- [TASK TO COMPLETE]:
For every line in the data below that contains "Amendment", copy the line.

Records from a dataset
▼▼▼

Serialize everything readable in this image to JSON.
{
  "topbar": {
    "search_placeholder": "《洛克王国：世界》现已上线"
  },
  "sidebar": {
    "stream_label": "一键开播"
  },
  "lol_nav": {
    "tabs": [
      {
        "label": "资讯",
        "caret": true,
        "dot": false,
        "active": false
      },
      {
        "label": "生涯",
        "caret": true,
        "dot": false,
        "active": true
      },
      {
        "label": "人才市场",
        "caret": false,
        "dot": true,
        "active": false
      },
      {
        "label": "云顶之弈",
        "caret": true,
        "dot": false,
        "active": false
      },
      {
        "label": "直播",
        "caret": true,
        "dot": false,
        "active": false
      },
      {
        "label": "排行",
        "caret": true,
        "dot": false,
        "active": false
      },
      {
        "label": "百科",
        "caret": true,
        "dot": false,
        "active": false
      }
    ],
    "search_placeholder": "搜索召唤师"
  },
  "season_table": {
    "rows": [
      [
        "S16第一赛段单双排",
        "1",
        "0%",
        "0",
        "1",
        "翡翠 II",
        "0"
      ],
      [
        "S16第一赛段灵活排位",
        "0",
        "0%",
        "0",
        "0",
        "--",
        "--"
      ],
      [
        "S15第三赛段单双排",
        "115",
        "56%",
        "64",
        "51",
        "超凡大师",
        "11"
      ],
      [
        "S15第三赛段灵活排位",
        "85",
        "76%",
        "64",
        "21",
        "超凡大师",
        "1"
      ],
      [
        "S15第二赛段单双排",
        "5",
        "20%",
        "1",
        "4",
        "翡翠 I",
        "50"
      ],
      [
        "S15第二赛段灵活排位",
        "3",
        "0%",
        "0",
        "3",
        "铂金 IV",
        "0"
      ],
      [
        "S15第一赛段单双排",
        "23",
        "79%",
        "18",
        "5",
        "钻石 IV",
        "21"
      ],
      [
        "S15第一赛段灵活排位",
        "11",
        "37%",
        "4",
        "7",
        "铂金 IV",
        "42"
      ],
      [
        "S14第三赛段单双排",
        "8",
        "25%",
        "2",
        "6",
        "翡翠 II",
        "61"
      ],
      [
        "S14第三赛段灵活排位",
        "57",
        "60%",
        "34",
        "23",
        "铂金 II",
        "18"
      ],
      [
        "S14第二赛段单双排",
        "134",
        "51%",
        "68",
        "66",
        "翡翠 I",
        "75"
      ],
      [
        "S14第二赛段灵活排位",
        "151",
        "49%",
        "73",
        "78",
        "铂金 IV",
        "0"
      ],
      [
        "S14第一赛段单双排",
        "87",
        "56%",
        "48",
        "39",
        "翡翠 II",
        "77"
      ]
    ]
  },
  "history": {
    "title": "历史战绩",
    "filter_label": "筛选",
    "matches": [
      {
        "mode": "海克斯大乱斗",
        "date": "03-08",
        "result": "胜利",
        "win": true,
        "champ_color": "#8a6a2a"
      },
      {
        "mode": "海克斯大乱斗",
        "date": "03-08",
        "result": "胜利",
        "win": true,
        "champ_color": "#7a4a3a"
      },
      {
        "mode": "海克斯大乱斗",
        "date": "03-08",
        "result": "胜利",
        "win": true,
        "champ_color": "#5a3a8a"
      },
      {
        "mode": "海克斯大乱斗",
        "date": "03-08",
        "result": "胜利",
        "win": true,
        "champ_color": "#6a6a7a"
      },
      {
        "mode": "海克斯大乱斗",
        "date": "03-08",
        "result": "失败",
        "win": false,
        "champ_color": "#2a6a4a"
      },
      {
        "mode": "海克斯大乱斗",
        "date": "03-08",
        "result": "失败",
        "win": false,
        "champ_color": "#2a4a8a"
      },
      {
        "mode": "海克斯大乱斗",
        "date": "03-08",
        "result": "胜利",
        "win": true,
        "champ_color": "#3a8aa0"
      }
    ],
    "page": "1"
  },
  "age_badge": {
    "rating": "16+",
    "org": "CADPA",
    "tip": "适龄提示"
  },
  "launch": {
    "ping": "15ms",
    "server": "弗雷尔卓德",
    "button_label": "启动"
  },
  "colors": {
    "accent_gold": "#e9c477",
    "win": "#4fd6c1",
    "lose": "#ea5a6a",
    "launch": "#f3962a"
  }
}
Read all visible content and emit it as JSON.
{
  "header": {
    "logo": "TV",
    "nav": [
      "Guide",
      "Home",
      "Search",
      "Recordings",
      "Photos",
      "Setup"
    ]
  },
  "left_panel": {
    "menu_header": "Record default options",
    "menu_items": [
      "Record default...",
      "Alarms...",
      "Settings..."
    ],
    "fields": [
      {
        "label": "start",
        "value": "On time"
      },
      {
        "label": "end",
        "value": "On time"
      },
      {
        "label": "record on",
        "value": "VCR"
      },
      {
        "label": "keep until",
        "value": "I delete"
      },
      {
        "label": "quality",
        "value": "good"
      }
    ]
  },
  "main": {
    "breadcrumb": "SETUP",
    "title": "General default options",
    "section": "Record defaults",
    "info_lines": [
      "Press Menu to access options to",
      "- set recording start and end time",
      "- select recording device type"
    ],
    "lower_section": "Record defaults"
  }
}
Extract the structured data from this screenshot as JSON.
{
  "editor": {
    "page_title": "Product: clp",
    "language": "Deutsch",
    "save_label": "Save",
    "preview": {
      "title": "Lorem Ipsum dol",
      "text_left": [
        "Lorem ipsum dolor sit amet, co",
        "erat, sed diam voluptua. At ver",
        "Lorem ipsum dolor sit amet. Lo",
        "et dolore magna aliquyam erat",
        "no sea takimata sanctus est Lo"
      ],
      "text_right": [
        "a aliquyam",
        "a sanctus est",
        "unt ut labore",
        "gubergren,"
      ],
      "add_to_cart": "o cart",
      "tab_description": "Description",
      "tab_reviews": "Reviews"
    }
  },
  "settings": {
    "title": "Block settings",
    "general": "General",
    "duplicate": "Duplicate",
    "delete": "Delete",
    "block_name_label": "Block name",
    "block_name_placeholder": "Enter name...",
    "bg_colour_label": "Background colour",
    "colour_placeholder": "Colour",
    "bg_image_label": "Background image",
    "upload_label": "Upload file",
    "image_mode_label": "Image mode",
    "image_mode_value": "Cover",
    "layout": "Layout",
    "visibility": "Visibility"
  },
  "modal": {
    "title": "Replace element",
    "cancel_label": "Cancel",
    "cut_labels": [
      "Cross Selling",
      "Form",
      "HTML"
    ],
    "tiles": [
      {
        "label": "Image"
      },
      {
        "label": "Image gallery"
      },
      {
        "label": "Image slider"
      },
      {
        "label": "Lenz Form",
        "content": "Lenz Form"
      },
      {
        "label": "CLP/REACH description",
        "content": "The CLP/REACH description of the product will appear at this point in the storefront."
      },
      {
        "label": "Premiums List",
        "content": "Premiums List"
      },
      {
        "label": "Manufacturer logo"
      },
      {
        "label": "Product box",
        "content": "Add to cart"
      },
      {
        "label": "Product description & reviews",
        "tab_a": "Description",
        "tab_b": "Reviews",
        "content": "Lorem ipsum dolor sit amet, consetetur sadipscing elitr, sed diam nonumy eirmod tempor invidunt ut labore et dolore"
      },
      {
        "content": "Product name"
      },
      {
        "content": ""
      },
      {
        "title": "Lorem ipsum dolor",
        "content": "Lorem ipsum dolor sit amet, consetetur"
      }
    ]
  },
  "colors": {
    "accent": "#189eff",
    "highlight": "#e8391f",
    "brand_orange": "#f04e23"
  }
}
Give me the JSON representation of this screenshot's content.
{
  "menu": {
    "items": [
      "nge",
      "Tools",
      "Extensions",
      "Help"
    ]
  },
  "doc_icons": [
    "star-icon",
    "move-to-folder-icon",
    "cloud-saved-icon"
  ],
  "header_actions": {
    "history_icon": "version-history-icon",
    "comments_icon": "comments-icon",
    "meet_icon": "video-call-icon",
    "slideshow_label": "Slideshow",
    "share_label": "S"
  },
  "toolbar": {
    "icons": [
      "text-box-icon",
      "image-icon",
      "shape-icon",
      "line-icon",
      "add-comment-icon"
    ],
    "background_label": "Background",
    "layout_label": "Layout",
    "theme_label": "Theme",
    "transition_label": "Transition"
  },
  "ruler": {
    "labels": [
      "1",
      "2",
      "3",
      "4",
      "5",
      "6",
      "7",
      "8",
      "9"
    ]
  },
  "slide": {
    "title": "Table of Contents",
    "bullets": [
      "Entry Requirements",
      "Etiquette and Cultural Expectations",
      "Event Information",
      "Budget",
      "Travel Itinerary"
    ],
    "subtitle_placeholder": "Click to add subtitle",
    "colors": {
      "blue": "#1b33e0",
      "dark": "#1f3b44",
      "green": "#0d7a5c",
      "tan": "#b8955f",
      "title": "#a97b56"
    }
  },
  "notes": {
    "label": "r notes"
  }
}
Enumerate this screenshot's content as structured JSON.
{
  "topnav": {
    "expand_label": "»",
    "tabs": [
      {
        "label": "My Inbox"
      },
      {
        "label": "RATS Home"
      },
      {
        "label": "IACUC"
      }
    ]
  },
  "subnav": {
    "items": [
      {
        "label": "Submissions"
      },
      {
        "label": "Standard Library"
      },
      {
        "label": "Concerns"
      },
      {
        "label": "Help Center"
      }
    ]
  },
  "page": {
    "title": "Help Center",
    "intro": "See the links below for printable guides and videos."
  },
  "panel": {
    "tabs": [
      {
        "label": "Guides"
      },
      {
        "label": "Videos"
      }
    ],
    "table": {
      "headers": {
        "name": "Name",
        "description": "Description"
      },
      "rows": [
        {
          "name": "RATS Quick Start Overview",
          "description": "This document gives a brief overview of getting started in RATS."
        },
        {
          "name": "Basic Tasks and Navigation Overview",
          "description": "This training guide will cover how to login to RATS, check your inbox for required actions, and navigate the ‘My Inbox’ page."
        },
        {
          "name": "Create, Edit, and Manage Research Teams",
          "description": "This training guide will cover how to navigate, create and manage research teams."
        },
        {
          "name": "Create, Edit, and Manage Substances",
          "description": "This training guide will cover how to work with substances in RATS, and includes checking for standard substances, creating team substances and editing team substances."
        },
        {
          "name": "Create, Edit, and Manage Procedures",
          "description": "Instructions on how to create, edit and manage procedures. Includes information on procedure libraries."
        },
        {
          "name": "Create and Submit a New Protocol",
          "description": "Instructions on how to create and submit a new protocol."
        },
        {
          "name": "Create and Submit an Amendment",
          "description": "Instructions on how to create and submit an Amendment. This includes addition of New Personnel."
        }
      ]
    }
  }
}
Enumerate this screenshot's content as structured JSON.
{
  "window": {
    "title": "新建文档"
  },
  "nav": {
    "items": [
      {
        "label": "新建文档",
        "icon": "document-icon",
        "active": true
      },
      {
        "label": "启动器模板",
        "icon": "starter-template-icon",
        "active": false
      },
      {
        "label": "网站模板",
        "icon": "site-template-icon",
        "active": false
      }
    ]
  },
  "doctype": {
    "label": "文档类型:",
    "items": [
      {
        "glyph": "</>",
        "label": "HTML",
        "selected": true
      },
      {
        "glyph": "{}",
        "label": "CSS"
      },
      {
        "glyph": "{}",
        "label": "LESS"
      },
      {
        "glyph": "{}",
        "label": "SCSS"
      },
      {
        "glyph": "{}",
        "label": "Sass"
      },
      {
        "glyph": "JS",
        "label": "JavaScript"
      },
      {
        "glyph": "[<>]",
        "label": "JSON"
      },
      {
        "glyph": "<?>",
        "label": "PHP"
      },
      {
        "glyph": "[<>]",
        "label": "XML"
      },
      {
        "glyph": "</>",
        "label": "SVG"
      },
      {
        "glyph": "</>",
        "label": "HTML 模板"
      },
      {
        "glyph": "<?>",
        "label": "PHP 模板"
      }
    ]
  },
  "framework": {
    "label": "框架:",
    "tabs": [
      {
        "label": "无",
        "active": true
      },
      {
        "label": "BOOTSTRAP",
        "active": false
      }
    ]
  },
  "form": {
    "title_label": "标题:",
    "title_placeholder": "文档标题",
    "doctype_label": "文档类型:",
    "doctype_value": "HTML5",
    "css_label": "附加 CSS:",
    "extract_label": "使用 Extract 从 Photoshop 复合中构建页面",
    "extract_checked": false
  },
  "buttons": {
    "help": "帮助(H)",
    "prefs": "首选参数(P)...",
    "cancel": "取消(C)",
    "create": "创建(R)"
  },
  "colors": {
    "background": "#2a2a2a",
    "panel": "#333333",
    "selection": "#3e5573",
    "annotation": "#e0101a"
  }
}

▲▲▲

- [COMPLETED EXERCISE]:
          "name": "Create and Submit an Amendment",
          "description": "Instructions on how to create and submit an Amendment. This includes addition of New Personnel."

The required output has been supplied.